Data shown:
□ □ □ □ □ □ □

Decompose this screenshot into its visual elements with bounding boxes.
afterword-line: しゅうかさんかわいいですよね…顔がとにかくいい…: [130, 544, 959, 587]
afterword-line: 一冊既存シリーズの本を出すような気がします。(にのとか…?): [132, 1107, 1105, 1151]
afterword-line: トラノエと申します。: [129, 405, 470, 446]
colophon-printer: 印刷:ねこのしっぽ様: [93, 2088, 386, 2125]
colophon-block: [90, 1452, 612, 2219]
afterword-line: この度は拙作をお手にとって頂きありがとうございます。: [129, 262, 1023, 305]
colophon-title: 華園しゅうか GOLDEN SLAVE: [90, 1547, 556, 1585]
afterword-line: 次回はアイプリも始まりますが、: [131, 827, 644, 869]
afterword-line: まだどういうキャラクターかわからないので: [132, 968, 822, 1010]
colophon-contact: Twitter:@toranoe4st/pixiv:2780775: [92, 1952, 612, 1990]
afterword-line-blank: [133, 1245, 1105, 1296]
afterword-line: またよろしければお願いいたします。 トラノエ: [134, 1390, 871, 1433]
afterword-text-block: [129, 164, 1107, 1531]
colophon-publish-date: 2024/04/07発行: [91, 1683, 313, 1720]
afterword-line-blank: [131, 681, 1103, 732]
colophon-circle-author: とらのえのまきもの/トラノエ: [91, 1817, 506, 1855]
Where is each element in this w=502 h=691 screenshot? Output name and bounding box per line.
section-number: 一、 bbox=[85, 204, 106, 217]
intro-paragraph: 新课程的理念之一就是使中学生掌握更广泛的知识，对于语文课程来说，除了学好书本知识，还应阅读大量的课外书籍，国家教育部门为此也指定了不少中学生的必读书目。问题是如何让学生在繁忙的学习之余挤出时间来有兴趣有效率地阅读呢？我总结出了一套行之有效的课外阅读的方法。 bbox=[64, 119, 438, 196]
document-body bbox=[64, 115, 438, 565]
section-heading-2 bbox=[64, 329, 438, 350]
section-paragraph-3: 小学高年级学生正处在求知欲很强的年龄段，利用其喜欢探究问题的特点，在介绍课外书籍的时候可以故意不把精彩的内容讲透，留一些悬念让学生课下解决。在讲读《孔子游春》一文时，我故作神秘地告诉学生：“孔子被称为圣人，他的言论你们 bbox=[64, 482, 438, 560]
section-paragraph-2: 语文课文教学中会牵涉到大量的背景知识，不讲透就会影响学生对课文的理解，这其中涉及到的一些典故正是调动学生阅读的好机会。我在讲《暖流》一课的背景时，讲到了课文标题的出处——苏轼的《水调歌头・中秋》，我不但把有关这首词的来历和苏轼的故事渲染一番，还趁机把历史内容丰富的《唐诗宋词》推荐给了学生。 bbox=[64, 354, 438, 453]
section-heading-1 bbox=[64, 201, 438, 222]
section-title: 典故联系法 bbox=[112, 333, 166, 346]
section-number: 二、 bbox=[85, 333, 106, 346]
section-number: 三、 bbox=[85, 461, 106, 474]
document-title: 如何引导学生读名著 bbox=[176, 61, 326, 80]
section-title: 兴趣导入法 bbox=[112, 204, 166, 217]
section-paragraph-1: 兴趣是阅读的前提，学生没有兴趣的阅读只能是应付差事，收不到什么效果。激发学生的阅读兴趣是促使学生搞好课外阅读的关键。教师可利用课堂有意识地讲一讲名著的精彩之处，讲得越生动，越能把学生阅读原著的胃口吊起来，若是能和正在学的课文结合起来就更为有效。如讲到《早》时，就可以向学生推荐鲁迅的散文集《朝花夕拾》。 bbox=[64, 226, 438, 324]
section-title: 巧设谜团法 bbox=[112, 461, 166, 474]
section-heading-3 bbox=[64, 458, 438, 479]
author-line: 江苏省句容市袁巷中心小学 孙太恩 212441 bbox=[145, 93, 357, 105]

□ □ □ □ □ □ □

Stated task:
Please reproduce the lines without any change, from the very first one through the line containing "colophon-title: 華園しゅうか GOLDEN", with both ends included.

Complete response:
Decompose this screenshot into its visual elements with bounding boxes.
afterword-line: しゅうかさんかわいいですよね…顔がとにかくいい…: [130, 544, 959, 587]
afterword-line: 一冊既存シリーズの本を出すような気がします。(にのとか…?): [132, 1107, 1105, 1151]
afterword-line: トラノエと申します。: [129, 405, 470, 446]
colophon-printer: 印刷:ねこのしっぽ様: [93, 2088, 386, 2125]
colophon-block: [90, 1452, 612, 2219]
afterword-line: この度は拙作をお手にとって頂きありがとうございます。: [129, 262, 1023, 305]
colophon-title: 華園しゅうか GOLDEN SLAVE: [90, 1547, 556, 1585]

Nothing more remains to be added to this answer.